- **入力データ**:
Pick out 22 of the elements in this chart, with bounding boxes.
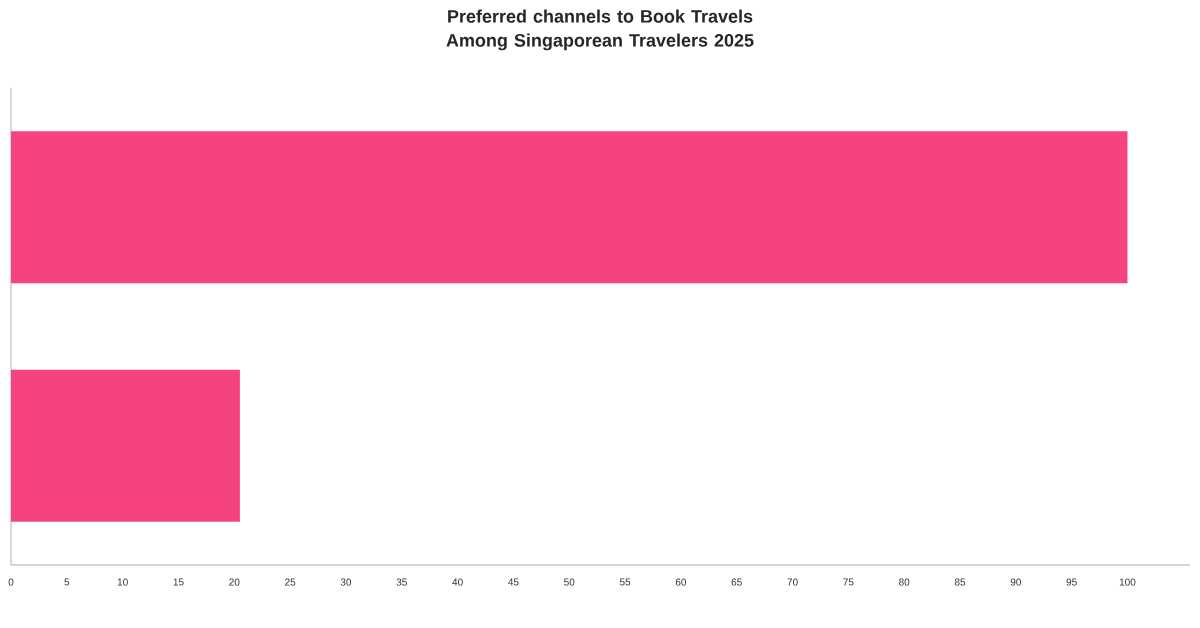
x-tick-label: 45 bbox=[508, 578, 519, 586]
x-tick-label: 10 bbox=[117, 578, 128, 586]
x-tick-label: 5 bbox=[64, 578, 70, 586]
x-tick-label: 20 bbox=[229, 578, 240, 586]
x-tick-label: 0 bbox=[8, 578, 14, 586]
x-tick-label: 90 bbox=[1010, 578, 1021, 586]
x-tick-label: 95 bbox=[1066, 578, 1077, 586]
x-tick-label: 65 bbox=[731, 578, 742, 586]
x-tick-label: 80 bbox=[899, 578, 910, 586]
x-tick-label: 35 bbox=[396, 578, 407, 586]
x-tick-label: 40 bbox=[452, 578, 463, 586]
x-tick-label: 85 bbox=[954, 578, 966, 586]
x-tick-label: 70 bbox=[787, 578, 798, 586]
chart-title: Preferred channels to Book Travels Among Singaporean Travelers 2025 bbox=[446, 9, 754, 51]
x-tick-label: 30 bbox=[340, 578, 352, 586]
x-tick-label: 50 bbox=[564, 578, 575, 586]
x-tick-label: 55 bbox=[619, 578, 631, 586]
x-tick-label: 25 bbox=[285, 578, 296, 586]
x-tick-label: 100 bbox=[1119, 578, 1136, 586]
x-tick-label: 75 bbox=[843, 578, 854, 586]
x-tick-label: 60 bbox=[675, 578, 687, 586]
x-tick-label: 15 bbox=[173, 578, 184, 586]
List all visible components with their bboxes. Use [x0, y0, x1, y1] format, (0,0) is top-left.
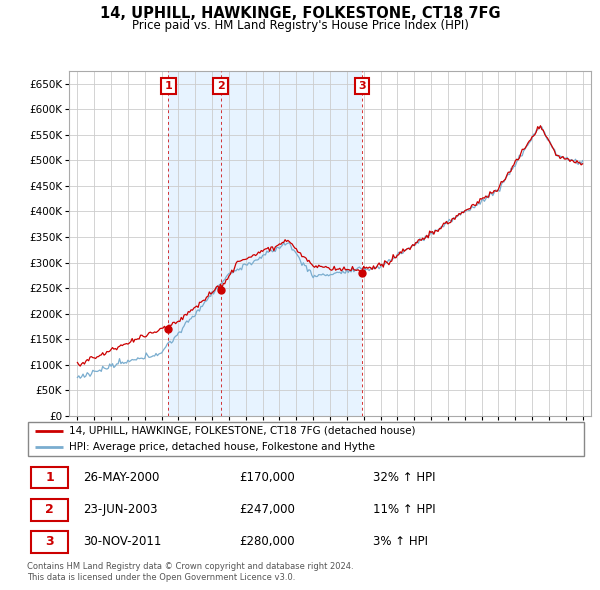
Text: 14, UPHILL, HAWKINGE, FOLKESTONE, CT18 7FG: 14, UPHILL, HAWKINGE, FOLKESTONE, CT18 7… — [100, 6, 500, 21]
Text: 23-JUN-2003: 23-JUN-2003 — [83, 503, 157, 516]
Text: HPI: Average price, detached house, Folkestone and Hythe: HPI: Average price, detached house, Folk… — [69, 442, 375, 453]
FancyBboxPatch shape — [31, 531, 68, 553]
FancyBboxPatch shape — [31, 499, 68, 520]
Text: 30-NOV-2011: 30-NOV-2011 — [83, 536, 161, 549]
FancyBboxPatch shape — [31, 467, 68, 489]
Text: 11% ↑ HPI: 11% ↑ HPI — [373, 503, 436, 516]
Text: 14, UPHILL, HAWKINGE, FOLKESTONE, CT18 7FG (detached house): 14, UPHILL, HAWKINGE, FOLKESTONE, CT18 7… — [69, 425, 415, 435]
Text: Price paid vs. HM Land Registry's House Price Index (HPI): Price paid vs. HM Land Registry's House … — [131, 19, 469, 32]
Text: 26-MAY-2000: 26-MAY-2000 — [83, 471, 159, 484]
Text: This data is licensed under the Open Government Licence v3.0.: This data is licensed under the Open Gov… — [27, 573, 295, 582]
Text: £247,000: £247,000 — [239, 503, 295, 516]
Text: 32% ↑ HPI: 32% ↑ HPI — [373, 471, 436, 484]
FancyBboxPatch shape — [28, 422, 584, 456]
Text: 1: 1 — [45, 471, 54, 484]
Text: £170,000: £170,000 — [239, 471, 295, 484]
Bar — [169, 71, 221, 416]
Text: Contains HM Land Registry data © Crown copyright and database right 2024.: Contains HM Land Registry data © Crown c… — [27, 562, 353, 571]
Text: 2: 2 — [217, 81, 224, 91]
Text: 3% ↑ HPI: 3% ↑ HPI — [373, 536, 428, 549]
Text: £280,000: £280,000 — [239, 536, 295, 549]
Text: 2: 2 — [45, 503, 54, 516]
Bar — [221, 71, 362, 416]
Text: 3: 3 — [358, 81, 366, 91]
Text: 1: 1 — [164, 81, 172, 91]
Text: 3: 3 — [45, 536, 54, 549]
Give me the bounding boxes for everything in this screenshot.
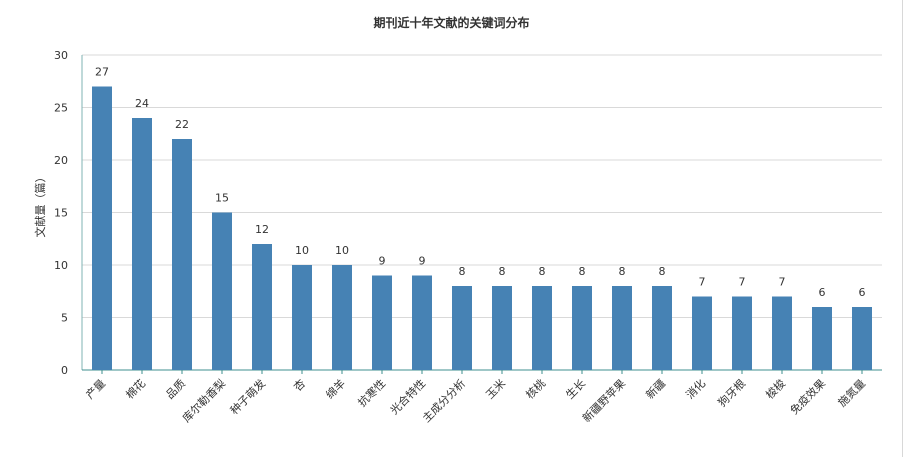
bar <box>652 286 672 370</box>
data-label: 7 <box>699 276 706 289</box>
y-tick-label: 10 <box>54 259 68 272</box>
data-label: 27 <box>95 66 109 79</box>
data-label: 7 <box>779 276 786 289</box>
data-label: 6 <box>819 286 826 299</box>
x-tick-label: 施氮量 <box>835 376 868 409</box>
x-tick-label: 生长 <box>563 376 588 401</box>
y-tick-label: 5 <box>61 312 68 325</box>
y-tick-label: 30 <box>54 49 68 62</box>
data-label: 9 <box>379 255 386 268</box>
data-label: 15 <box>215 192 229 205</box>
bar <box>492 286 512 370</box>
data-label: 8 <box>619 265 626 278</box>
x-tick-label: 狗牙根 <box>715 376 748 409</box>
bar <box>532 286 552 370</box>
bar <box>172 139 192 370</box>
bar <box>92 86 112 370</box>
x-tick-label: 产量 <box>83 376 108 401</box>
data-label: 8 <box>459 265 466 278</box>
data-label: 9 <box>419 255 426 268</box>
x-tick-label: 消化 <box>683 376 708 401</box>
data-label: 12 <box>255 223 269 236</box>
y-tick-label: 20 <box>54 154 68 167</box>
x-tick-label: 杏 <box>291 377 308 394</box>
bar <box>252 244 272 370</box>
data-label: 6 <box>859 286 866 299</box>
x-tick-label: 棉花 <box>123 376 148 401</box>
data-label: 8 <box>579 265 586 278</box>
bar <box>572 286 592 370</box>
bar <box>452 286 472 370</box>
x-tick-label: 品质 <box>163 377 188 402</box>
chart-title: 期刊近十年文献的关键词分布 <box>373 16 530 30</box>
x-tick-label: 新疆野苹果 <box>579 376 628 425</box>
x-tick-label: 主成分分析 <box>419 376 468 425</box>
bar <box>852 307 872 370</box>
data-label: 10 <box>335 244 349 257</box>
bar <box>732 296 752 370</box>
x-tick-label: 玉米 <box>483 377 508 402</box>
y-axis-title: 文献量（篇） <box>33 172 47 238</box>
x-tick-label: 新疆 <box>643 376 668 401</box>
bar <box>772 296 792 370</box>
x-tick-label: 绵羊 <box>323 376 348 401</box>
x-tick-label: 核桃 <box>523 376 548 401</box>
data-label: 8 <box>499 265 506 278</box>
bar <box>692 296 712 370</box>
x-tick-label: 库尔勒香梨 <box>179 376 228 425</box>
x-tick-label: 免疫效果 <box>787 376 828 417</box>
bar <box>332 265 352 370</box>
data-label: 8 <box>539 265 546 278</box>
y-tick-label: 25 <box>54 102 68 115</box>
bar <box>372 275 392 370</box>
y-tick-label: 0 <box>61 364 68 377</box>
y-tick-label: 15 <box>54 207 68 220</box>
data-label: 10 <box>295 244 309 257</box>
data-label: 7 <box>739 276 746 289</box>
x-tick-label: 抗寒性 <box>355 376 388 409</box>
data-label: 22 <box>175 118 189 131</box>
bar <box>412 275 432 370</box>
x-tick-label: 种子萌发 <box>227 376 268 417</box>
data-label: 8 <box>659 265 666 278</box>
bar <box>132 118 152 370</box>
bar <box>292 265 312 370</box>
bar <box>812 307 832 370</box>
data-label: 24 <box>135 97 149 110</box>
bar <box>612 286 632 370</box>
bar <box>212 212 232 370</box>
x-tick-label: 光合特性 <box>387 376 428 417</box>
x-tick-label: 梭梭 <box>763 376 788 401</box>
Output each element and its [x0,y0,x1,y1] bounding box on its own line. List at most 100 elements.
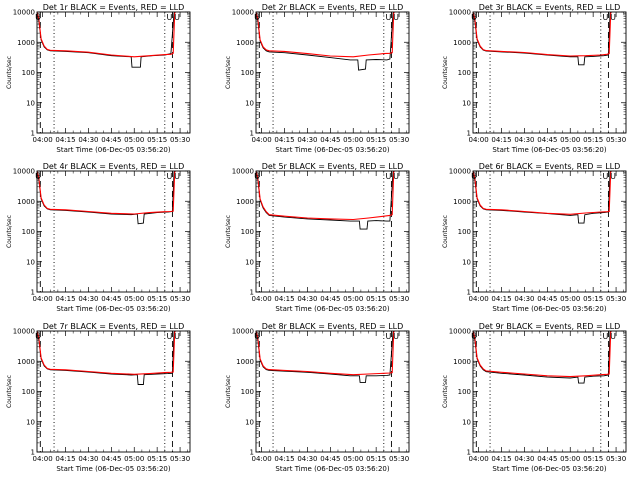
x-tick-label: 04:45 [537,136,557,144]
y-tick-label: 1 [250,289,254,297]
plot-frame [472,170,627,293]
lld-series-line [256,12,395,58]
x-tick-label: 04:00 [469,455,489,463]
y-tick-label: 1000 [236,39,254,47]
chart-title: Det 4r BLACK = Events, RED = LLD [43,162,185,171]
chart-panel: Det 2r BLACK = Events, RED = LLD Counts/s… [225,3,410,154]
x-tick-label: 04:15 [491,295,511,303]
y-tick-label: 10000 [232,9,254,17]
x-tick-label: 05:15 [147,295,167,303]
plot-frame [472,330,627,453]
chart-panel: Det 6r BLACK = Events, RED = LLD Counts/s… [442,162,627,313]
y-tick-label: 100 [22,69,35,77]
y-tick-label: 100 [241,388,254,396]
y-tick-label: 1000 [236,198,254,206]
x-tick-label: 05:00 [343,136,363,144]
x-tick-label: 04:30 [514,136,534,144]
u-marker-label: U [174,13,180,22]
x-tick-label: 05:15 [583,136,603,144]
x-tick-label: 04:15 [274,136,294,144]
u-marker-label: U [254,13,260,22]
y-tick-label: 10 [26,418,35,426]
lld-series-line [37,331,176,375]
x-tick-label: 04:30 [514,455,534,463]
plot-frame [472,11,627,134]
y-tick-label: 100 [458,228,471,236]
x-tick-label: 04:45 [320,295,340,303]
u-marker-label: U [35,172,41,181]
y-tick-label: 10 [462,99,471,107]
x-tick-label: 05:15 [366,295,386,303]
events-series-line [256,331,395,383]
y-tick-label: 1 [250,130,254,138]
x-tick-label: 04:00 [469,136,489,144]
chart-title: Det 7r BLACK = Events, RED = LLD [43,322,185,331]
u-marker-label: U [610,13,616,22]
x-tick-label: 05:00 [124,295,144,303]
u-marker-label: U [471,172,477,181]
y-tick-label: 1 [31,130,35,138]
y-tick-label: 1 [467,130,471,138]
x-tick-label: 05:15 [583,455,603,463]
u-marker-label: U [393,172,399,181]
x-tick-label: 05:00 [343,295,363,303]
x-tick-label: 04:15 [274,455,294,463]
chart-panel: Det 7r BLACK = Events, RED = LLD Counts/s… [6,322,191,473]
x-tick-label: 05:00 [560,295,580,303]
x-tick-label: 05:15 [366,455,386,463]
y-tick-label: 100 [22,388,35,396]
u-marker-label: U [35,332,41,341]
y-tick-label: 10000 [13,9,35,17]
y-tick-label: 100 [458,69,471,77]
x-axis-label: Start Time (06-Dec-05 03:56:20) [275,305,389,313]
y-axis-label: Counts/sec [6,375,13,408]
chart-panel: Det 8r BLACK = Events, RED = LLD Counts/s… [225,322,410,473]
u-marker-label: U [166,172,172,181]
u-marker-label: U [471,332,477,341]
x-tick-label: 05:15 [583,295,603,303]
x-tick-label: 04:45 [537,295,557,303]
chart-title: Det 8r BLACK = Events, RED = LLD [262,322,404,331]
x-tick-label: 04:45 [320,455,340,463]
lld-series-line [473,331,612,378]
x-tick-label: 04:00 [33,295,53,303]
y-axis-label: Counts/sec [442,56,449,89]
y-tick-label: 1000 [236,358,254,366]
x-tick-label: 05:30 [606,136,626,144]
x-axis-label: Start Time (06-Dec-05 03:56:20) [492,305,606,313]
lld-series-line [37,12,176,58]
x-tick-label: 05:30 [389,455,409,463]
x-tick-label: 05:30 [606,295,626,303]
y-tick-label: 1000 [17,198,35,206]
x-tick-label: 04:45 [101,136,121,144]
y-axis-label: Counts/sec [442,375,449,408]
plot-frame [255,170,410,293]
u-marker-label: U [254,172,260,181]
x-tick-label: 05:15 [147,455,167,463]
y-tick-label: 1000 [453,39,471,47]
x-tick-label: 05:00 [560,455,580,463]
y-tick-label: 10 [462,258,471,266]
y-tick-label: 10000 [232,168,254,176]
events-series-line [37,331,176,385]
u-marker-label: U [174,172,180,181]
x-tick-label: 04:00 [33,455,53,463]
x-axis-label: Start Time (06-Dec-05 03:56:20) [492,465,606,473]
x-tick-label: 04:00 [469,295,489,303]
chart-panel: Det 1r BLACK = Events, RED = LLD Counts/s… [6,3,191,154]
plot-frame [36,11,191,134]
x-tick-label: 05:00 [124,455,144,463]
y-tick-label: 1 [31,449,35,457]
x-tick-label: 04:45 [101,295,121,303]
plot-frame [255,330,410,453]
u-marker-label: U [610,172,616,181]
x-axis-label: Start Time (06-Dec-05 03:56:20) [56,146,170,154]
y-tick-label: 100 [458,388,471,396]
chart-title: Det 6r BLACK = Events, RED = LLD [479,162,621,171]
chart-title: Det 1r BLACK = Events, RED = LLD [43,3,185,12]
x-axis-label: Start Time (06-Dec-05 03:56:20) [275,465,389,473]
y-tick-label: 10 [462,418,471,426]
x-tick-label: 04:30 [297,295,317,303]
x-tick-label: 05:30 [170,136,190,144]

- **課題の目的**:
「x-tick-label: 45 bbox=[508, 578, 519, 586]」を含む行で始まり「x-tick-label: 30 bbox=[340, 578, 352, 586]」を含む行で終わる部分を、両端の行も含めて一字一句変えずに書き写しなさい。

- **課題の解答**:
x-tick-label: 45 bbox=[508, 578, 519, 586]
x-tick-label: 10 bbox=[117, 578, 128, 586]
x-tick-label: 5 bbox=[64, 578, 70, 586]
x-tick-label: 20 bbox=[229, 578, 240, 586]
x-tick-label: 0 bbox=[8, 578, 14, 586]
x-tick-label: 90 bbox=[1010, 578, 1021, 586]
x-tick-label: 95 bbox=[1066, 578, 1077, 586]
x-tick-label: 65 bbox=[731, 578, 742, 586]
x-tick-label: 80 bbox=[899, 578, 910, 586]
x-tick-label: 35 bbox=[396, 578, 407, 586]
x-tick-label: 40 bbox=[452, 578, 463, 586]
x-tick-label: 85 bbox=[954, 578, 966, 586]
x-tick-label: 70 bbox=[787, 578, 798, 586]
chart-title: Preferred channels to Book Travels Among Singaporean Travelers 2025 bbox=[446, 9, 754, 51]
x-tick-label: 30 bbox=[340, 578, 352, 586]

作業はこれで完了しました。